**GIVEN INSTRUCTION:** Transcribe the records that follow exactly. Skip the pictures.

**SUPPLIED DATA:**

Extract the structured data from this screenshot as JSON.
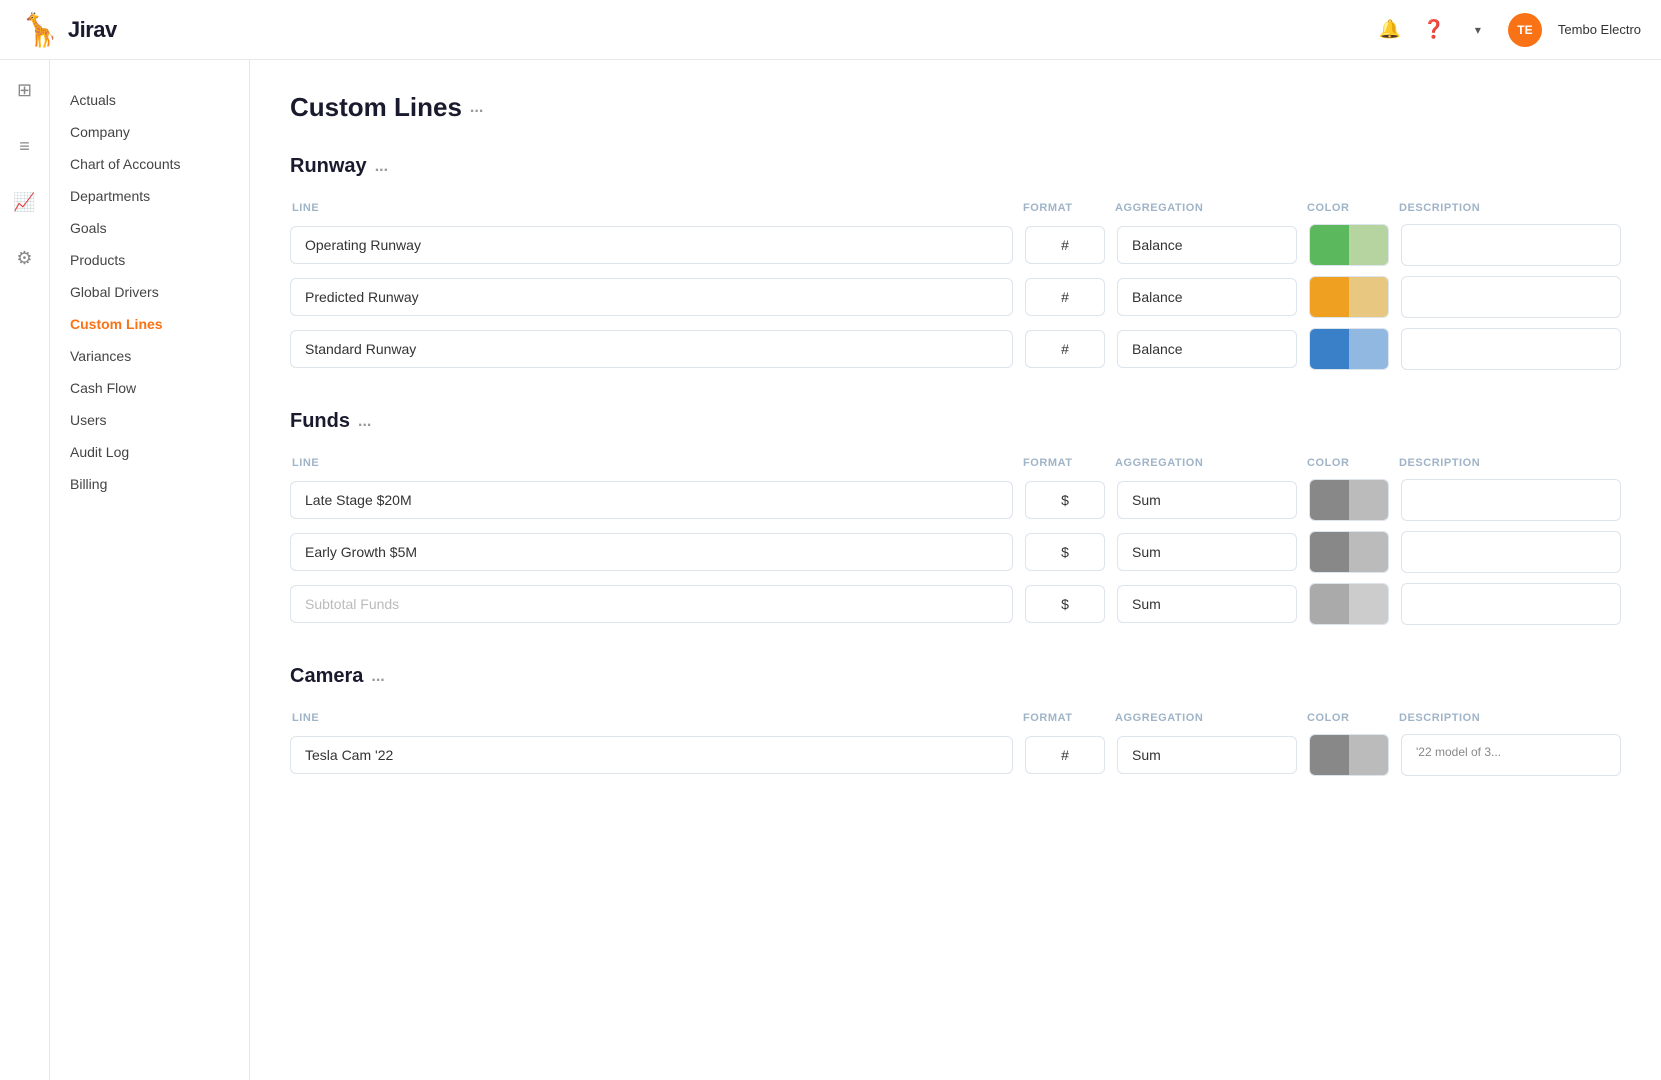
{
  "topbar": {
    "logo_text": "Jirav",
    "user_initials": "TE",
    "user_name": "Tembo Electro"
  },
  "sidebar": {
    "items": [
      {
        "id": "actuals",
        "label": "Actuals",
        "active": false
      },
      {
        "id": "company",
        "label": "Company",
        "active": false
      },
      {
        "id": "chart-of-accounts",
        "label": "Chart of Accounts",
        "active": false
      },
      {
        "id": "departments",
        "label": "Departments",
        "active": false
      },
      {
        "id": "goals",
        "label": "Goals",
        "active": false
      },
      {
        "id": "products",
        "label": "Products",
        "active": false
      },
      {
        "id": "global-drivers",
        "label": "Global Drivers",
        "active": false
      },
      {
        "id": "custom-lines",
        "label": "Custom Lines",
        "active": true
      },
      {
        "id": "variances",
        "label": "Variances",
        "active": false
      },
      {
        "id": "cash-flow",
        "label": "Cash Flow",
        "active": false
      },
      {
        "id": "users",
        "label": "Users",
        "active": false
      },
      {
        "id": "audit-log",
        "label": "Audit Log",
        "active": false
      },
      {
        "id": "billing",
        "label": "Billing",
        "active": false
      }
    ]
  },
  "page": {
    "title": "Custom Lines",
    "more": "..."
  },
  "sections": [
    {
      "id": "runway",
      "title": "Runway",
      "more": "...",
      "columns": {
        "line": "LINE",
        "format": "FORMAT",
        "aggregation": "AGGREGATION",
        "color": "COLOR",
        "description": "DESCRIPTION"
      },
      "rows": [
        {
          "id": "operating-runway",
          "line": "Operating Runway",
          "format": "#",
          "aggregation": "Balance",
          "color_l": "#5cb85c",
          "color_r": "#b5d4a0",
          "description": ""
        },
        {
          "id": "predicted-runway",
          "line": "Predicted Runway",
          "format": "#",
          "aggregation": "Balance",
          "color_l": "#f0a020",
          "color_r": "#e8c880",
          "description": ""
        },
        {
          "id": "standard-runway",
          "line": "Standard Runway",
          "format": "#",
          "aggregation": "Balance",
          "color_l": "#3a80c8",
          "color_r": "#90b8e0",
          "description": ""
        }
      ]
    },
    {
      "id": "funds",
      "title": "Funds",
      "more": "...",
      "columns": {
        "line": "LINE",
        "format": "FORMAT",
        "aggregation": "AGGREGATION",
        "color": "COLOR",
        "description": "DESCRIPTION"
      },
      "rows": [
        {
          "id": "late-stage",
          "line": "Late Stage $20M",
          "format": "$",
          "aggregation": "Sum",
          "color_l": "#888",
          "color_r": "#bbb",
          "description": "",
          "subtotal": false
        },
        {
          "id": "early-growth",
          "line": "Early Growth $5M",
          "format": "$",
          "aggregation": "Sum",
          "color_l": "#888",
          "color_r": "#bbb",
          "description": "",
          "subtotal": false
        },
        {
          "id": "subtotal-funds",
          "line": "Subtotal Funds",
          "format": "$",
          "aggregation": "Sum",
          "color_l": "#aaa",
          "color_r": "#ccc",
          "description": "",
          "subtotal": true
        }
      ]
    },
    {
      "id": "camera",
      "title": "Camera",
      "more": "...",
      "columns": {
        "line": "LINE",
        "format": "FORMAT",
        "aggregation": "AGGREGATION",
        "color": "COLOR",
        "description": "DESCRIPTION"
      },
      "rows": [
        {
          "id": "camera-row1",
          "line": "Tesla Cam '22",
          "format": "#",
          "aggregation": "Sum",
          "color_l": "#888",
          "color_r": "#bbb",
          "description": "'22 model of 3...",
          "subtotal": false
        }
      ]
    }
  ]
}
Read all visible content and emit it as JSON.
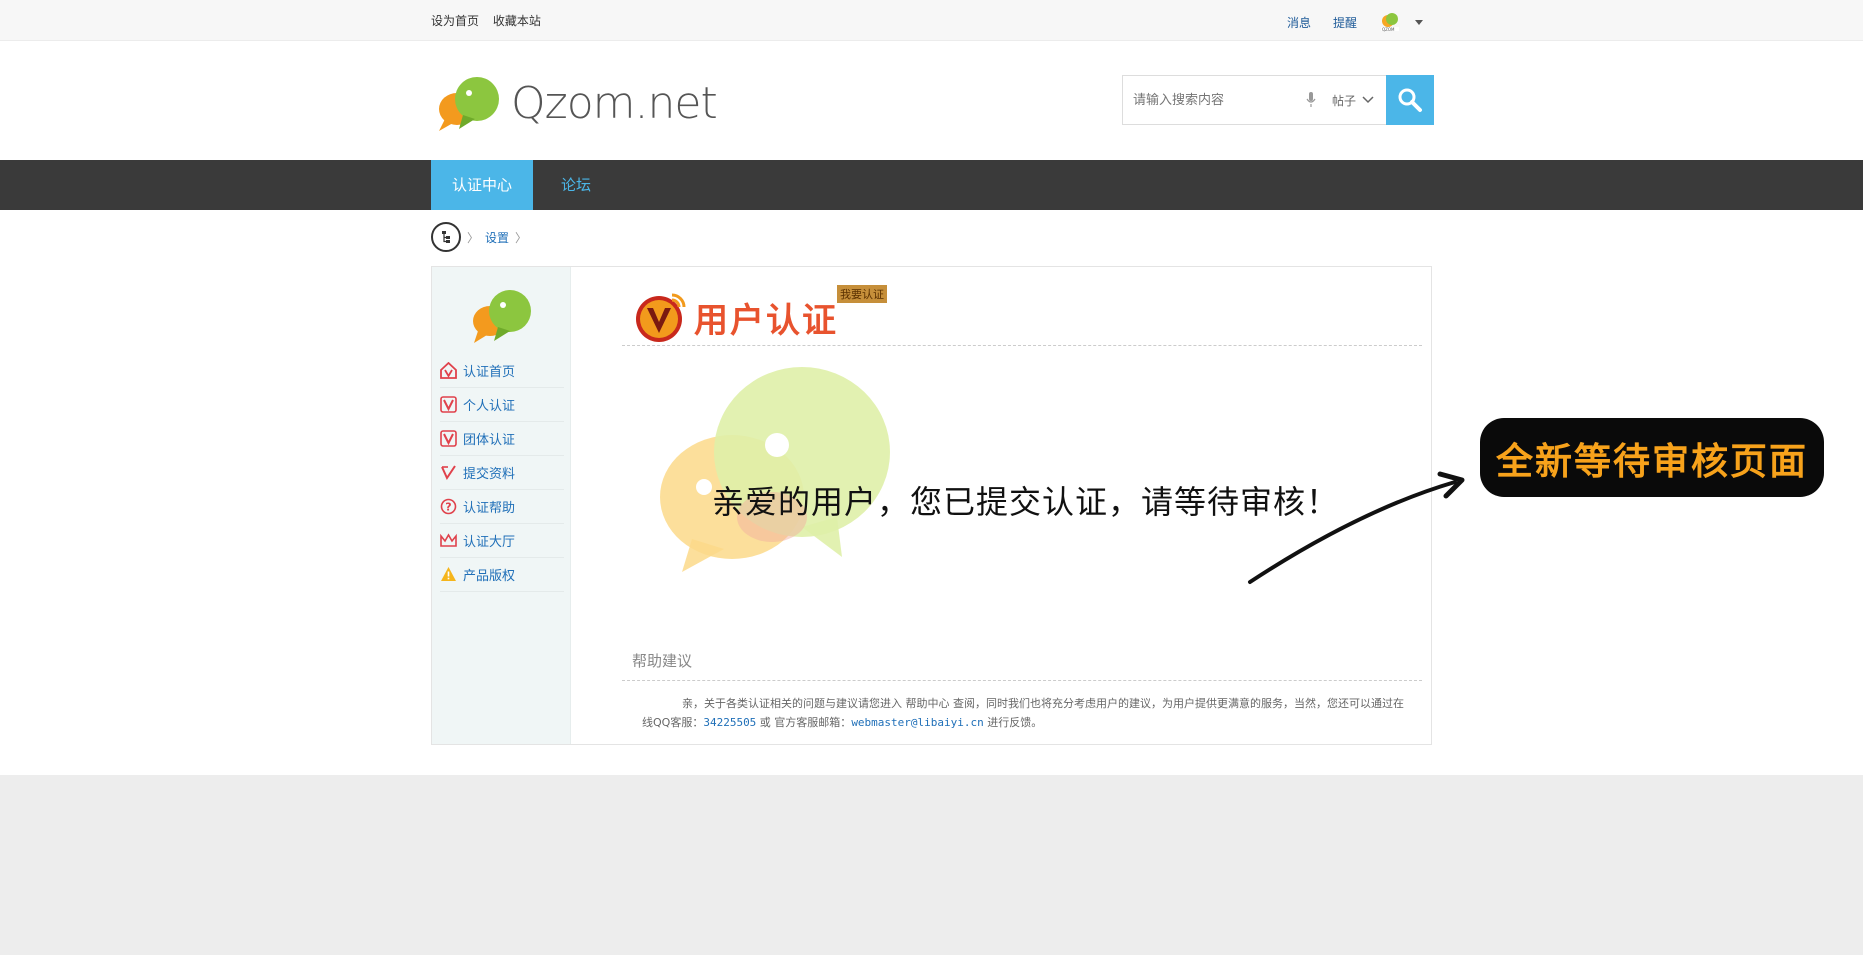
{
  "topbar": {
    "set_home": "设为首页",
    "bookmark": "收藏本站",
    "messages": "消息",
    "reminders": "提醒"
  },
  "header": {
    "logo_text": "Qzom.net",
    "search_placeholder": "请输入搜索内容",
    "search_type": "帖子"
  },
  "nav": {
    "tabs": [
      {
        "label": "认证中心",
        "active": true
      },
      {
        "label": "论坛",
        "active": false
      }
    ]
  },
  "breadcrumb": {
    "items": [
      "设置"
    ]
  },
  "sidebar": {
    "items": [
      {
        "label": "认证首页",
        "icon": "home-v-icon"
      },
      {
        "label": "个人认证",
        "icon": "v-box-icon"
      },
      {
        "label": "团体认证",
        "icon": "v-box-icon"
      },
      {
        "label": "提交资料",
        "icon": "v-submit-icon"
      },
      {
        "label": "认证帮助",
        "icon": "question-icon"
      },
      {
        "label": "认证大厅",
        "icon": "crown-icon"
      },
      {
        "label": "产品版权",
        "icon": "warning-icon"
      }
    ]
  },
  "main": {
    "title": "用户认证",
    "apply_tag": "我要认证",
    "pending_message": "亲爱的用户，您已提交认证，请等待审核！",
    "help_title": "帮助建议",
    "help_text_1": "亲，关于各类认证相关的问题与建议请您进入 帮助中心 查阅，同时我们也将充分考虑用户的建议，为用户提供更满意的服务，当然，您还可以通过在线QQ客服：",
    "qq_number": "34225505",
    "help_text_or": " 或 官方客服邮箱：",
    "email": "webmaster@libaiyi.cn",
    "help_text_end": " 进行反馈。"
  },
  "annotation": {
    "label": "全新等待审核页面"
  },
  "colors": {
    "accent": "#4bb6e8",
    "nav_bg": "#3a3a3a",
    "link": "#1f6fb8",
    "title_orange": "#e8532e",
    "annotation_text": "#f7a21b"
  }
}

**WRITTEN RESPONSE:**
Extract the structured data from this screenshot as JSON.
{
  "topbar": {
    "logo_text": "Jirav",
    "user_initials": "TE",
    "user_name": "Tembo Electro"
  },
  "sidebar": {
    "items": [
      {
        "id": "actuals",
        "label": "Actuals",
        "active": false
      },
      {
        "id": "company",
        "label": "Company",
        "active": false
      },
      {
        "id": "chart-of-accounts",
        "label": "Chart of Accounts",
        "active": false
      },
      {
        "id": "departments",
        "label": "Departments",
        "active": false
      },
      {
        "id": "goals",
        "label": "Goals",
        "active": false
      },
      {
        "id": "products",
        "label": "Products",
        "active": false
      },
      {
        "id": "global-drivers",
        "label": "Global Drivers",
        "active": false
      },
      {
        "id": "custom-lines",
        "label": "Custom Lines",
        "active": true
      },
      {
        "id": "variances",
        "label": "Variances",
        "active": false
      },
      {
        "id": "cash-flow",
        "label": "Cash Flow",
        "active": false
      },
      {
        "id": "users",
        "label": "Users",
        "active": false
      },
      {
        "id": "audit-log",
        "label": "Audit Log",
        "active": false
      },
      {
        "id": "billing",
        "label": "Billing",
        "active": false
      }
    ]
  },
  "page": {
    "title": "Custom Lines",
    "more": "..."
  },
  "sections": [
    {
      "id": "runway",
      "title": "Runway",
      "more": "...",
      "columns": {
        "line": "LINE",
        "format": "FORMAT",
        "aggregation": "AGGREGATION",
        "color": "COLOR",
        "description": "DESCRIPTION"
      },
      "rows": [
        {
          "id": "operating-runway",
          "line": "Operating Runway",
          "format": "#",
          "aggregation": "Balance",
          "color_l": "#5cb85c",
          "color_r": "#b5d4a0",
          "description": ""
        },
        {
          "id": "predicted-runway",
          "line": "Predicted Runway",
          "format": "#",
          "aggregation": "Balance",
          "color_l": "#f0a020",
          "color_r": "#e8c880",
          "description": ""
        },
        {
          "id": "standard-runway",
          "line": "Standard Runway",
          "format": "#",
          "aggregation": "Balance",
          "color_l": "#3a80c8",
          "color_r": "#90b8e0",
          "description": ""
        }
      ]
    },
    {
      "id": "funds",
      "title": "Funds",
      "more": "...",
      "columns": {
        "line": "LINE",
        "format": "FORMAT",
        "aggregation": "AGGREGATION",
        "color": "COLOR",
        "description": "DESCRIPTION"
      },
      "rows": [
        {
          "id": "late-stage",
          "line": "Late Stage $20M",
          "format": "$",
          "aggregation": "Sum",
          "color_l": "#888",
          "color_r": "#bbb",
          "description": "",
          "subtotal": false
        },
        {
          "id": "early-growth",
          "line": "Early Growth $5M",
          "format": "$",
          "aggregation": "Sum",
          "color_l": "#888",
          "color_r": "#bbb",
          "description": "",
          "subtotal": false
        },
        {
          "id": "subtotal-funds",
          "line": "Subtotal Funds",
          "format": "$",
          "aggregation": "Sum",
          "color_l": "#aaa",
          "color_r": "#ccc",
          "description": "",
          "subtotal": true
        }
      ]
    },
    {
      "id": "camera",
      "title": "Camera",
      "more": "...",
      "columns": {
        "line": "LINE",
        "format": "FORMAT",
        "aggregation": "AGGREGATION",
        "color": "COLOR",
        "description": "DESCRIPTION"
      },
      "rows": [
        {
          "id": "camera-row1",
          "line": "Tesla Cam '22",
          "format": "#",
          "aggregation": "Sum",
          "color_l": "#888",
          "color_r": "#bbb",
          "description": "'22 model of 3...",
          "subtotal": false
        }
      ]
    }
  ]
}
Read all visible content and emit it as JSON.
{
  "topbar": {
    "set_home": "设为首页",
    "bookmark": "收藏本站",
    "messages": "消息",
    "reminders": "提醒"
  },
  "header": {
    "logo_text": "Qzom.net",
    "search_placeholder": "请输入搜索内容",
    "search_type": "帖子"
  },
  "nav": {
    "tabs": [
      {
        "label": "认证中心",
        "active": true
      },
      {
        "label": "论坛",
        "active": false
      }
    ]
  },
  "breadcrumb": {
    "items": [
      "设置"
    ]
  },
  "sidebar": {
    "items": [
      {
        "label": "认证首页",
        "icon": "home-v-icon"
      },
      {
        "label": "个人认证",
        "icon": "v-box-icon"
      },
      {
        "label": "团体认证",
        "icon": "v-box-icon"
      },
      {
        "label": "提交资料",
        "icon": "v-submit-icon"
      },
      {
        "label": "认证帮助",
        "icon": "question-icon"
      },
      {
        "label": "认证大厅",
        "icon": "crown-icon"
      },
      {
        "label": "产品版权",
        "icon": "warning-icon"
      }
    ]
  },
  "main": {
    "title": "用户认证",
    "apply_tag": "我要认证",
    "pending_message": "亲爱的用户，您已提交认证，请等待审核！",
    "help_title": "帮助建议",
    "help_text_1": "亲，关于各类认证相关的问题与建议请您进入 帮助中心 查阅，同时我们也将充分考虑用户的建议，为用户提供更满意的服务，当然，您还可以通过在线QQ客服：",
    "qq_number": "34225505",
    "help_text_or": " 或 官方客服邮箱：",
    "email": "webmaster@libaiyi.cn",
    "help_text_end": " 进行反馈。"
  },
  "annotation": {
    "label": "全新等待审核页面"
  },
  "colors": {
    "accent": "#4bb6e8",
    "nav_bg": "#3a3a3a",
    "link": "#1f6fb8",
    "title_orange": "#e8532e",
    "annotation_text": "#f7a21b"
  }
}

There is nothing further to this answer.